## REQUIREMENT
Omit the pictures and output every entry below exactly as written.

— BEGIN EXTRACTED MATERIAL —

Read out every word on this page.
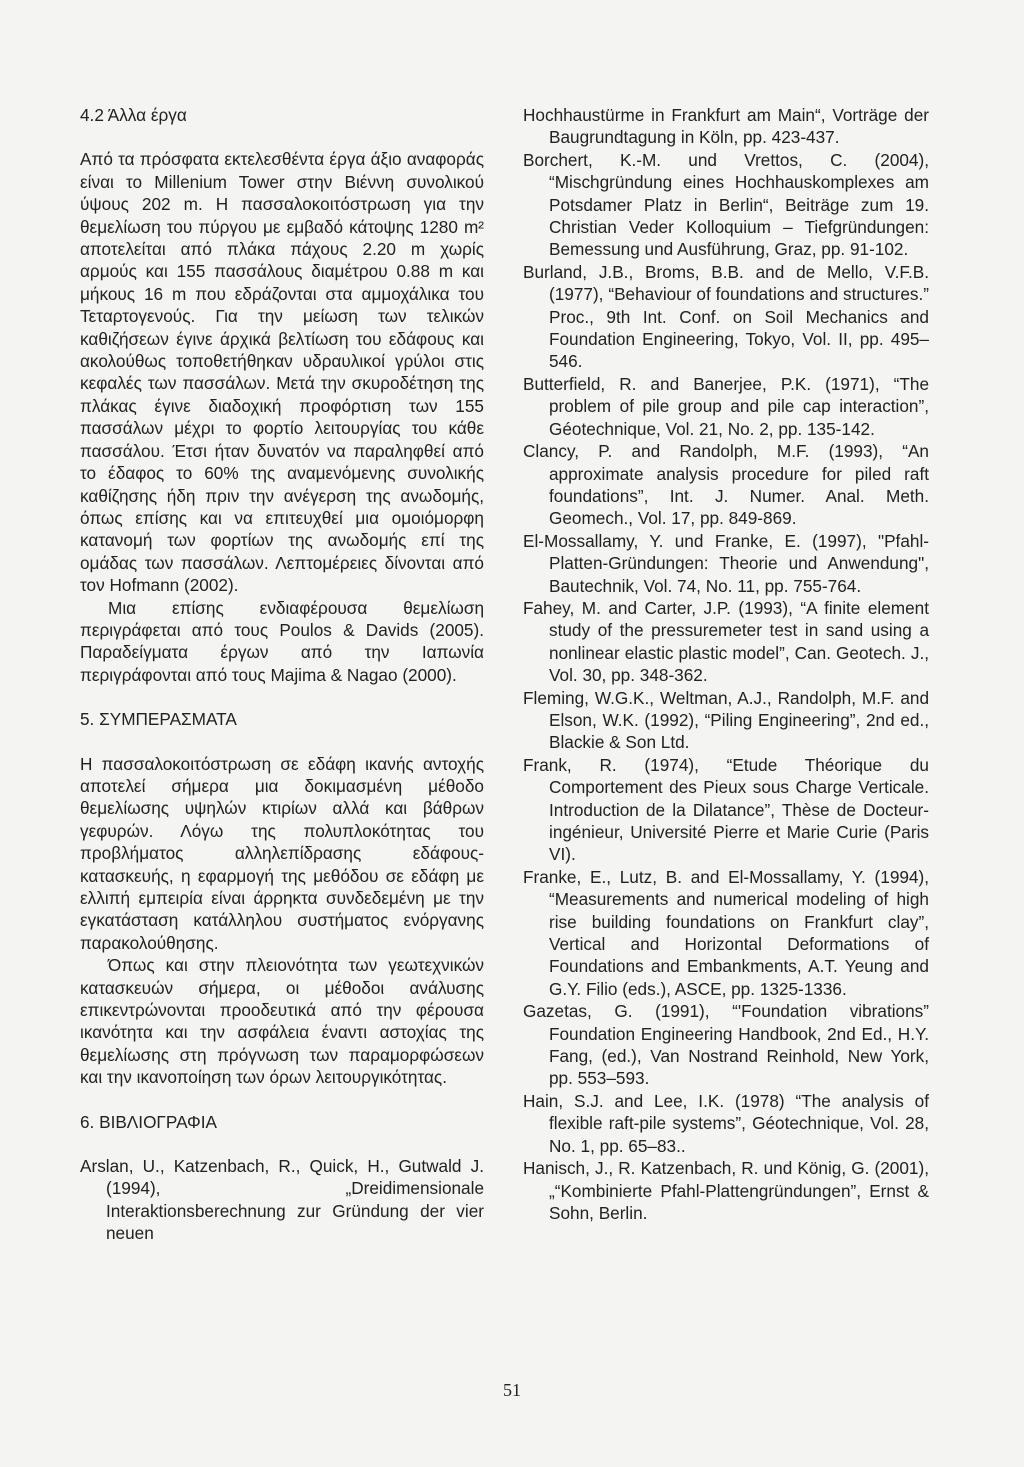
4.2 Άλλα έργα

Από τα πρόσφατα εκτελεσθέντα έργα άξιο αναφοράς είναι το Millenium Tower στην Βιέννη συνολικού ύψους 202 m. Η πασσαλοκοιτόστρωση για την θεμελίωση του πύργου με εμβαδό κάτοψης 1280 m² αποτελείται από πλάκα πάχους 2.20 m χωρίς αρμούς και 155 πασσάλους διαμέτρου 0.88 m και μήκους 16 m που εδράζονται στα αμμοχάλικα του Τεταρτογενούς. Για την μείωση των τελικών καθιζήσεων έγινε άρχικά βελτίωση του εδάφους και ακολούθως τοποθετήθηκαν υδραυλικοί γρύλοι στις κεφαλές των πασσάλων. Μετά την σκυροδέτηση της πλάκας έγινε διαδοχική προφόρτιση των 155 πασσάλων μέχρι το φορτίο λειτουργίας του κάθε πασσάλου. Έτσι ήταν δυνατόν να παραληφθεί από το έδαφος το 60% της αναμενόμενης συνολικής καθίζησης ήδη πριν την ανέγερση της ανωδομής, όπως επίσης και να επιτευχθεί μια ομοιόμορφη κατανομή των φορτίων της ανωδομής επί της ομάδας των πασσάλων. Λεπτομέρειες δίνονται από τον Hofmann (2002).

Μια επίσης ενδιαφέρουσα θεμελίωση περιγράφεται από τους Poulos & Davids (2005). Παραδείγματα έργων από την Ιαπωνία περιγράφονται από τους Majima & Nagao (2000).

5. ΣΥΜΠΕΡΑΣΜΑΤΑ

Η πασσαλοκοιτόστρωση σε εδάφη ικανής αντοχής αποτελεί σήμερα μια δοκιμασμένη μέθοδο θεμελίωσης υψηλών κτιρίων αλλά και βάθρων γεφυρών. Λόγω της πολυπλοκότητας του προβλήματος αλληλεπίδρασης εδάφους-κατασκευής, η εφαρμογή της μεθόδου σε εδάφη με ελλιπή εμπειρία είναι άρρηκτα συνδεδεμένη με την εγκατάσταση κατάλληλου συστήματος ενόργανης παρακολούθησης.

Όπως και στην πλειονότητα των γεωτεχνικών κατασκευών σήμερα, οι μέθοδοι ανάλυσης επικεντρώνονται προοδευτικά από την φέρουσα ικανότητα και την ασφάλεια έναντι αστοχίας της θεμελίωσης στη πρόγνωση των παραμορφώσεων και την ικανοποίηση των όρων λειτουργικότητας.

6. ΒΙΒΛΙΟΓΡΑΦΙΑ

Arslan, U., Katzenbach, R., Quick, H., Gutwald J. (1994), „Dreidimensionale Interaktionsberechnung zur Gründung der vier neuen

Hochhaustürme in Frankfurt am Main“, Vorträge der Baugrundtagung in Köln, pp. 423-437.

Borchert, K.-M. und Vrettos, C. (2004), “Mischgründung eines Hochhauskomplexes am Potsdamer Platz in Berlin“, Beiträge zum 19. Christian Veder Kolloquium – Tiefgründungen: Bemessung und Ausführung, Graz, pp. 91-102.

Burland, J.B., Broms, B.B. and de Mello, V.F.B. (1977), “Behaviour of foundations and structures.” Proc., 9th Int. Conf. on Soil Mechanics and Foundation Engineering, Tokyo, Vol. II, pp. 495–546.

Butterfield, R. and Banerjee, P.K. (1971), “The problem of pile group and pile cap interaction”, Géotechnique, Vol. 21, No. 2, pp. 135-142.

Clancy, P. and Randolph, M.F. (1993), “An approximate analysis procedure for piled raft foundations”, Int. J. Numer. Anal. Meth. Geomech., Vol. 17, pp. 849-869.

El-Mossallamy, Y. und Franke, E. (1997), "Pfahl-Platten-Gründungen: Theorie und Anwendung", Bautechnik, Vol. 74, No. 11, pp. 755-764.

Fahey, M. and Carter, J.P. (1993), “A finite element study of the pressuremeter test in sand using a nonlinear elastic plastic model”, Can. Geotech. J., Vol. 30, pp. 348-362.

Fleming, W.G.K., Weltman, A.J., Randolph, M.F. and Elson, W.K. (1992), “Piling Engineering”, 2nd ed., Blackie & Son Ltd.

Frank, R. (1974), “Etude Théorique du Comportement des Pieux sous Charge Verticale. Introduction de la Dilatance”, Thèse de Docteur-ingénieur, Université Pierre et Marie Curie (Paris VI).

Franke, E., Lutz, B. and El-Mossallamy, Y. (1994), “Measurements and numerical modeling of high rise building foundations on Frankfurt clay”, Vertical and Horizontal Deformations of Foundations and Embankments, A.T. Yeung and G.Y. Filio (eds.), ASCE, pp. 1325-1336.

Gazetas, G. (1991), “'Foundation vibrations” Foundation Engineering Handbook, 2nd Ed., H.Y. Fang, (ed.), Van Nostrand Reinhold, New York, pp. 553–593.

Hain, S.J. and Lee, I.K. (1978) “The analysis of flexible raft-pile systems”, Géotechnique, Vol. 28, No. 1, pp. 65–83..

Hanisch, J., R. Katzenbach, R. und König, G. (2001), „“Kombinierte Pfahl-Plattengründungen”, Ernst & Sohn, Berlin.

51
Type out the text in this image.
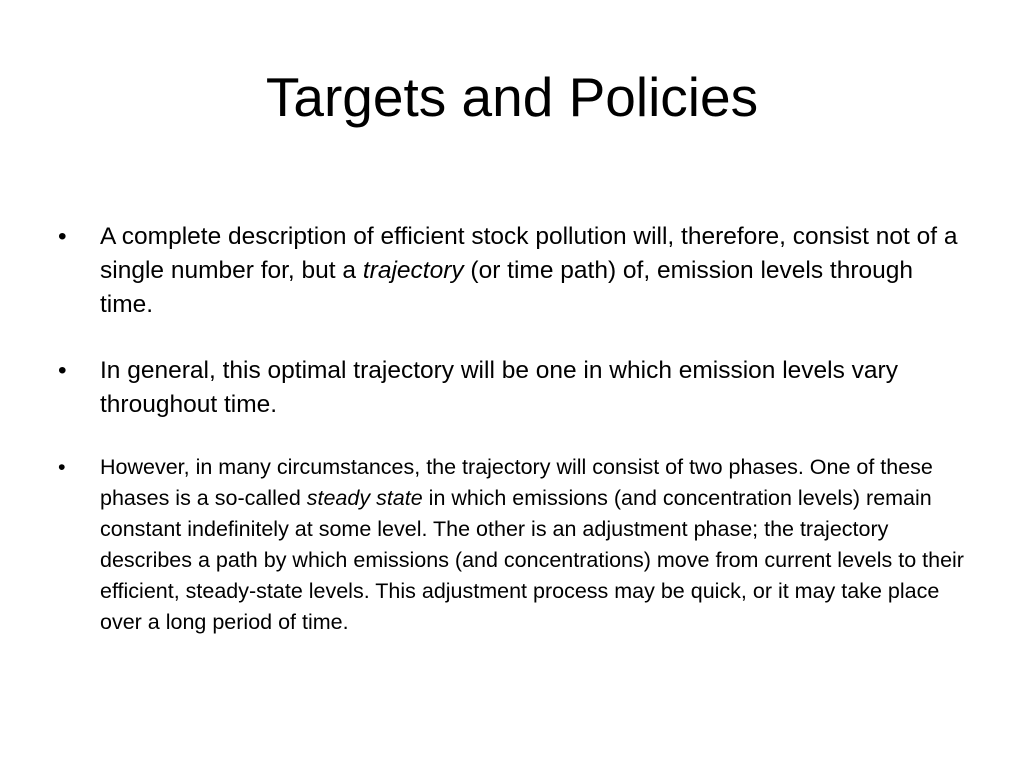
Targets and Policies
• A complete description of efficient stock pollution will, therefore, consist not of a single number for, but a trajectory (or time path) of, emission levels through time.
• In general, this optimal trajectory will be one in which emission levels vary throughout time.
• However, in many circumstances, the trajectory will consist of two phases. One of these phases is a so-called steady state in which emissions (and concentration levels) remain constant indefinitely at some level. The other is an adjustment phase; the trajectory describes a path by which emissions (and concentrations) move from current levels to their efficient, steady-state levels. This adjustment process may be quick, or it may take place over a long period of time.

— END EXTRACTED MATERIAL —

## ANSWER TO THE PROBLEM
Read out every word on this page.
4.2 Άλλα έργα

Από τα πρόσφατα εκτελεσθέντα έργα άξιο αναφοράς είναι το Millenium Tower στην Βιέννη συνολικού ύψους 202 m. Η πασσαλοκοιτόστρωση για την θεμελίωση του πύργου με εμβαδό κάτοψης 1280 m² αποτελείται από πλάκα πάχους 2.20 m χωρίς αρμούς και 155 πασσάλους διαμέτρου 0.88 m και μήκους 16 m που εδράζονται στα αμμοχάλικα του Τεταρτογενούς. Για την μείωση των τελικών καθιζήσεων έγινε άρχικά βελτίωση του εδάφους και ακολούθως τοποθετήθηκαν υδραυλικοί γρύλοι στις κεφαλές των πασσάλων. Μετά την σκυροδέτηση της πλάκας έγινε διαδοχική προφόρτιση των 155 πασσάλων μέχρι το φορτίο λειτουργίας του κάθε πασσάλου. Έτσι ήταν δυνατόν να παραληφθεί από το έδαφος το 60% της αναμενόμενης συνολικής καθίζησης ήδη πριν την ανέγερση της ανωδομής, όπως επίσης και να επιτευχθεί μια ομοιόμορφη κατανομή των φορτίων της ανωδομής επί της ομάδας των πασσάλων. Λεπτομέρειες δίνονται από τον Hofmann (2002).

Μια επίσης ενδιαφέρουσα θεμελίωση περιγράφεται από τους Poulos & Davids (2005). Παραδείγματα έργων από την Ιαπωνία περιγράφονται από τους Majima & Nagao (2000).

5. ΣΥΜΠΕΡΑΣΜΑΤΑ

Η πασσαλοκοιτόστρωση σε εδάφη ικανής αντοχής αποτελεί σήμερα μια δοκιμασμένη μέθοδο θεμελίωσης υψηλών κτιρίων αλλά και βάθρων γεφυρών. Λόγω της πολυπλοκότητας του προβλήματος αλληλεπίδρασης εδάφους-κατασκευής, η εφαρμογή της μεθόδου σε εδάφη με ελλιπή εμπειρία είναι άρρηκτα συνδεδεμένη με την εγκατάσταση κατάλληλου συστήματος ενόργανης παρακολούθησης.

Όπως και στην πλειονότητα των γεωτεχνικών κατασκευών σήμερα, οι μέθοδοι ανάλυσης επικεντρώνονται προοδευτικά από την φέρουσα ικανότητα και την ασφάλεια έναντι αστοχίας της θεμελίωσης στη πρόγνωση των παραμορφώσεων και την ικανοποίηση των όρων λειτουργικότητας.

6. ΒΙΒΛΙΟΓΡΑΦΙΑ

Arslan, U., Katzenbach, R., Quick, H., Gutwald J. (1994), „Dreidimensionale Interaktionsberechnung zur Gründung der vier neuen

Hochhaustürme in Frankfurt am Main“, Vorträge der Baugrundtagung in Köln, pp. 423-437.

Borchert, K.-M. und Vrettos, C. (2004), “Mischgründung eines Hochhauskomplexes am Potsdamer Platz in Berlin“, Beiträge zum 19. Christian Veder Kolloquium – Tiefgründungen: Bemessung und Ausführung, Graz, pp. 91-102.

Burland, J.B., Broms, B.B. and de Mello, V.F.B. (1977), “Behaviour of foundations and structures.” Proc., 9th Int. Conf. on Soil Mechanics and Foundation Engineering, Tokyo, Vol. II, pp. 495–546.

Butterfield, R. and Banerjee, P.K. (1971), “The problem of pile group and pile cap interaction”, Géotechnique, Vol. 21, No. 2, pp. 135-142.

Clancy, P. and Randolph, M.F. (1993), “An approximate analysis procedure for piled raft foundations”, Int. J. Numer. Anal. Meth. Geomech., Vol. 17, pp. 849-869.

El-Mossallamy, Y. und Franke, E. (1997), "Pfahl-Platten-Gründungen: Theorie und Anwendung", Bautechnik, Vol. 74, No. 11, pp. 755-764.

Fahey, M. and Carter, J.P. (1993), “A finite element study of the pressuremeter test in sand using a nonlinear elastic plastic model”, Can. Geotech. J., Vol. 30, pp. 348-362.

Fleming, W.G.K., Weltman, A.J., Randolph, M.F. and Elson, W.K. (1992), “Piling Engineering”, 2nd ed., Blackie & Son Ltd.

Frank, R. (1974), “Etude Théorique du Comportement des Pieux sous Charge Verticale. Introduction de la Dilatance”, Thèse de Docteur-ingénieur, Université Pierre et Marie Curie (Paris VI).

Franke, E., Lutz, B. and El-Mossallamy, Y. (1994), “Measurements and numerical modeling of high rise building foundations on Frankfurt clay”, Vertical and Horizontal Deformations of Foundations and Embankments, A.T. Yeung and G.Y. Filio (eds.), ASCE, pp. 1325-1336.

Gazetas, G. (1991), “'Foundation vibrations” Foundation Engineering Handbook, 2nd Ed., H.Y. Fang, (ed.), Van Nostrand Reinhold, New York, pp. 553–593.

Hain, S.J. and Lee, I.K. (1978) “The analysis of flexible raft-pile systems”, Géotechnique, Vol. 28, No. 1, pp. 65–83..

Hanisch, J., R. Katzenbach, R. und König, G. (2001), „“Kombinierte Pfahl-Plattengründungen”, Ernst & Sohn, Berlin.

51
Type out the text in this image.
Targets and Policies
• A complete description of efficient stock pollution will, therefore, consist not of a single number for, but a trajectory (or time path) of, emission levels through time.
• In general, this optimal trajectory will be one in which emission levels vary throughout time.
• However, in many circumstances, the trajectory will consist of two phases. One of these phases is a so-called steady state in which emissions (and concentration levels) remain constant indefinitely at some level. The other is an adjustment phase; the trajectory describes a path by which emissions (and concentrations) move from current levels to their efficient, steady-state levels. This adjustment process may be quick, or it may take place over a long period of time.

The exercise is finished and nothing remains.